■ **Request**:
Return each line of the listing below, unchanged, and omit the images.

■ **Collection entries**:

○ ○ ○ ○ ○

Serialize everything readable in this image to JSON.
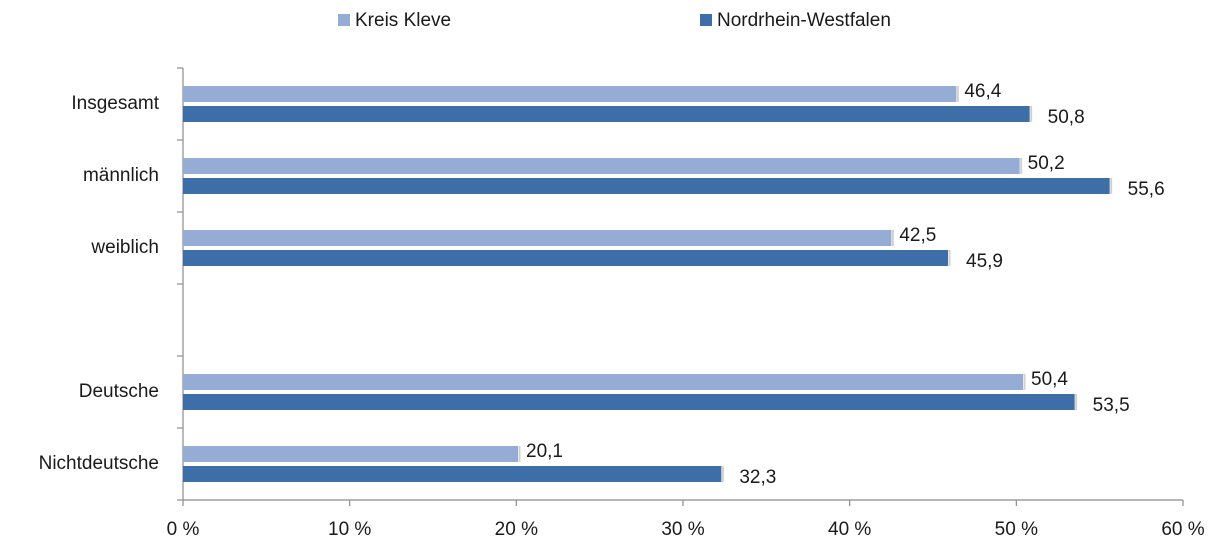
{
  "chart_data": {
    "type": "hbar",
    "categories": [
      "Insgesamt",
      "männlich",
      "weiblich",
      null,
      "Deutsche",
      "Nichtdeutsche"
    ],
    "series": [
      {
        "name": "Kreis Kleve",
        "color": "#95acd4",
        "values": [
          46.4,
          50.2,
          42.5,
          null,
          50.4,
          20.1
        ],
        "value_labels": [
          "46,4",
          "50,2",
          "42,5",
          null,
          "50,4",
          "20,1"
        ]
      },
      {
        "name": "Nordrhein-Westfalen",
        "color": "#3d6ea8",
        "values": [
          50.8,
          55.6,
          45.9,
          null,
          53.5,
          32.3
        ],
        "value_labels": [
          "50,8",
          "55,6",
          "45,9",
          null,
          "53,5",
          "32,3"
        ]
      }
    ],
    "xlim": [
      0,
      60
    ],
    "xticks": [
      {
        "value": 0,
        "label": "0 %"
      },
      {
        "value": 10,
        "label": "10 %"
      },
      {
        "value": 20,
        "label": "20 %"
      },
      {
        "value": 30,
        "label": "30 %"
      },
      {
        "value": 40,
        "label": "40 %"
      },
      {
        "value": 50,
        "label": "50 %"
      },
      {
        "value": 60,
        "label": "60 %"
      }
    ],
    "legend": "top"
  }
}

○ ○ ○ ○ ○

■ **Solved problem**:
Serialize everything readable in this image to JSON.
{
  "chart_data": {
    "type": "hbar",
    "categories": [
      "Insgesamt",
      "männlich",
      "weiblich",
      null,
      "Deutsche",
      "Nichtdeutsche"
    ],
    "series": [
      {
        "name": "Kreis Kleve",
        "color": "#95acd4",
        "values": [
          46.4,
          50.2,
          42.5,
          null,
          50.4,
          20.1
        ],
        "value_labels": [
          "46,4",
          "50,2",
          "42,5",
          null,
          "50,4",
          "20,1"
        ]
      },
      {
        "name": "Nordrhein-Westfalen",
        "color": "#3d6ea8",
        "values": [
          50.8,
          55.6,
          45.9,
          null,
          53.5,
          32.3
        ],
        "value_labels": [
          "50,8",
          "55,6",
          "45,9",
          null,
          "53,5",
          "32,3"
        ]
      }
    ],
    "xlim": [
      0,
      60
    ],
    "xticks": [
      {
        "value": 0,
        "label": "0 %"
      },
      {
        "value": 10,
        "label": "10 %"
      },
      {
        "value": 20,
        "label": "20 %"
      },
      {
        "value": 30,
        "label": "30 %"
      },
      {
        "value": 40,
        "label": "40 %"
      },
      {
        "value": 50,
        "label": "50 %"
      },
      {
        "value": 60,
        "label": "60 %"
      }
    ],
    "legend": "top"
  }
}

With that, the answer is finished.